For each line in the data below that holds "clock", return a copy.

Collection entries:
────────────────
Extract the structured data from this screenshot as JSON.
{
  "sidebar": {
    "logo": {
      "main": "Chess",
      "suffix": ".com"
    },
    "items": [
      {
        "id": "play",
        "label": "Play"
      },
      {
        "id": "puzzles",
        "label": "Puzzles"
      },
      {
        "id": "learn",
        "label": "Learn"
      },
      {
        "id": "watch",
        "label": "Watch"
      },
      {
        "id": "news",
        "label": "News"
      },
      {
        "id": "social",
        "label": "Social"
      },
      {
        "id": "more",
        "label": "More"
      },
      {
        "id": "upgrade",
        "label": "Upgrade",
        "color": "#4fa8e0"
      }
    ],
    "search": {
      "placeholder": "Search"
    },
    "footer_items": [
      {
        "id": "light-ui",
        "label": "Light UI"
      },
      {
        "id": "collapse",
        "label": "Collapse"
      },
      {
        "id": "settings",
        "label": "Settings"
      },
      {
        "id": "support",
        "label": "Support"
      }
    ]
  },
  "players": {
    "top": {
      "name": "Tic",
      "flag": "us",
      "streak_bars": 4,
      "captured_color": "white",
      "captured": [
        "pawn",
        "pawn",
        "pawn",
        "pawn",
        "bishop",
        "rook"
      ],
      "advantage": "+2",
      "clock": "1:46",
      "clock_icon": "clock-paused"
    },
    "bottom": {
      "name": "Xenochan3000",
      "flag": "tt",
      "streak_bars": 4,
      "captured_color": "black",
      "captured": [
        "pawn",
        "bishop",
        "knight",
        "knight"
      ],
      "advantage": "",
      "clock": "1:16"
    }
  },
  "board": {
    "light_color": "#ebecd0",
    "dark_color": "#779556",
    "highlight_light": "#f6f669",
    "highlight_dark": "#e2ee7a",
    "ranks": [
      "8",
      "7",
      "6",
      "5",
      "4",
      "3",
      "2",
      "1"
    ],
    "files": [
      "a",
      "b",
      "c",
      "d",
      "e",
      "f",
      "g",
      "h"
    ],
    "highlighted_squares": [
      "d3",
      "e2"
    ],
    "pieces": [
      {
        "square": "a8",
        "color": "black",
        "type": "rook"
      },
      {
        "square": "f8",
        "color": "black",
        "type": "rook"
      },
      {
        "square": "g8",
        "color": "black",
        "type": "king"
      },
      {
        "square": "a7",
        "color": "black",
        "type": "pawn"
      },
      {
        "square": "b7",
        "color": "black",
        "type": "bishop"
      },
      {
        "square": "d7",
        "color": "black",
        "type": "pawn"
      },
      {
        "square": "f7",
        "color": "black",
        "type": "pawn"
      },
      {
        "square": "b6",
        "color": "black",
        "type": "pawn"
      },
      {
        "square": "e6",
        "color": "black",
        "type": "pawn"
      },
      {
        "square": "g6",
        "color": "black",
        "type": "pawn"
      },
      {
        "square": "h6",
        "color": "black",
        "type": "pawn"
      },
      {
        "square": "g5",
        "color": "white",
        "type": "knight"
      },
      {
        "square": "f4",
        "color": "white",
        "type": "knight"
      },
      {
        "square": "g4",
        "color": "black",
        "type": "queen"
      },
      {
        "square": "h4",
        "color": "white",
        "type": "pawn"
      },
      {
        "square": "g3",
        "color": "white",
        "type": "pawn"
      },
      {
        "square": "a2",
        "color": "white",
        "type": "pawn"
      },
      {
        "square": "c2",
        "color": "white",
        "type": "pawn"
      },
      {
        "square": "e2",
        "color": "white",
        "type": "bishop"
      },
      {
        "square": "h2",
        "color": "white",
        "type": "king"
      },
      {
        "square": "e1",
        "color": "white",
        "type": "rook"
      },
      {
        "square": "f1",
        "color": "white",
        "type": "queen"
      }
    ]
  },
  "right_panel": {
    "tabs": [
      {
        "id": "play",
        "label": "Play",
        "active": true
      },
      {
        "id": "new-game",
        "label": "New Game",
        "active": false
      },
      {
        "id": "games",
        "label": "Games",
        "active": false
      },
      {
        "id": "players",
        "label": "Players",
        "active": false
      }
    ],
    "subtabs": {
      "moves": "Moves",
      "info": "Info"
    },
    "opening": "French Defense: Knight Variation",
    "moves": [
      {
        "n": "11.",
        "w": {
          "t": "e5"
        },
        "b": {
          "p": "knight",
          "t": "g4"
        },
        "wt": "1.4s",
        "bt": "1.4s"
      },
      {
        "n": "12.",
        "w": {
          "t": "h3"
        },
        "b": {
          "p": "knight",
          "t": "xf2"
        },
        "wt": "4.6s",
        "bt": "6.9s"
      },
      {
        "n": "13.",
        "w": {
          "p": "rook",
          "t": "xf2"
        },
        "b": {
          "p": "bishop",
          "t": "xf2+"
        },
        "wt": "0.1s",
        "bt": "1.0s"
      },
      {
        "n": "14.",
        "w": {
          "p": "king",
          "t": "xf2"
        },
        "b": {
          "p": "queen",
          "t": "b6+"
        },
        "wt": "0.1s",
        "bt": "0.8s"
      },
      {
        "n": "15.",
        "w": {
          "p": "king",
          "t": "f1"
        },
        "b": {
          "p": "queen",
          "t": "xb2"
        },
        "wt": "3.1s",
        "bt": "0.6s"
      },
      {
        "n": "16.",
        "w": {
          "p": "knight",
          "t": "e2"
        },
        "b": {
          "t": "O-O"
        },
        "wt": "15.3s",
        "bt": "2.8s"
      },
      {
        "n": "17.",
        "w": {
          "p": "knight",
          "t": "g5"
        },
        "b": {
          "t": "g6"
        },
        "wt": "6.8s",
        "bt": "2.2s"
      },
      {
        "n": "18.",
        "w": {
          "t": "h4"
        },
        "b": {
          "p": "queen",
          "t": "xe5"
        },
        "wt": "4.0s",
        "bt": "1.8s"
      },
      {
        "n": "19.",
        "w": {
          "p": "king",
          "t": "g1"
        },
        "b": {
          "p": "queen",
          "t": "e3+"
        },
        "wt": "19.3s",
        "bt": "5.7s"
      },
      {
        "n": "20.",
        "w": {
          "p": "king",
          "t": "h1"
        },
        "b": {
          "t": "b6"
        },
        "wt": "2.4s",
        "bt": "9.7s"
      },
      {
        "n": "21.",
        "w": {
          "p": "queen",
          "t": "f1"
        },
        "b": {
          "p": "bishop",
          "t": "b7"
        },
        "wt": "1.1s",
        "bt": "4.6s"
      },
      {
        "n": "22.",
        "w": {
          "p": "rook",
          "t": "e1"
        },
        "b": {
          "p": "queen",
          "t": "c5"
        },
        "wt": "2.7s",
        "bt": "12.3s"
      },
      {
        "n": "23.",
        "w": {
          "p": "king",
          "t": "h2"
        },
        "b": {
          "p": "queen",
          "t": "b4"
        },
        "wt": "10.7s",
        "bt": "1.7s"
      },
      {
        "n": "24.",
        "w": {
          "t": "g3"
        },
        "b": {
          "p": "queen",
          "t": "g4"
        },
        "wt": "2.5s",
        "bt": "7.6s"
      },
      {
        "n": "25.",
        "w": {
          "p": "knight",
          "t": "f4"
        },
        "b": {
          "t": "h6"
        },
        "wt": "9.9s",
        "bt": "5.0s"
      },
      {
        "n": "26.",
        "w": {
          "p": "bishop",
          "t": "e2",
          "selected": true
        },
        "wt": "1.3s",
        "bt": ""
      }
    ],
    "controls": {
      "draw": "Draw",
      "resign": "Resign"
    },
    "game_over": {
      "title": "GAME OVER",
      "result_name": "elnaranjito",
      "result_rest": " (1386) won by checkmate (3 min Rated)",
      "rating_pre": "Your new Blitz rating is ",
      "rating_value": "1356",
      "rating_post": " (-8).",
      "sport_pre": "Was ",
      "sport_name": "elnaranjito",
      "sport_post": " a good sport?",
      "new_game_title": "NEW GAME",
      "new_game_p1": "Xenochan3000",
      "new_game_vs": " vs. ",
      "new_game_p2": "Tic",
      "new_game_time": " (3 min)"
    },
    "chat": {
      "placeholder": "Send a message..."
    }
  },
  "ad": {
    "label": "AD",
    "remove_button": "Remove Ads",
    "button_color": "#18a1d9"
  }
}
────────────────
COMPLETED EXERCISE —
      "clock": "1:46",
      "clock_icon": "clock-paused"
      "clock": "1:16"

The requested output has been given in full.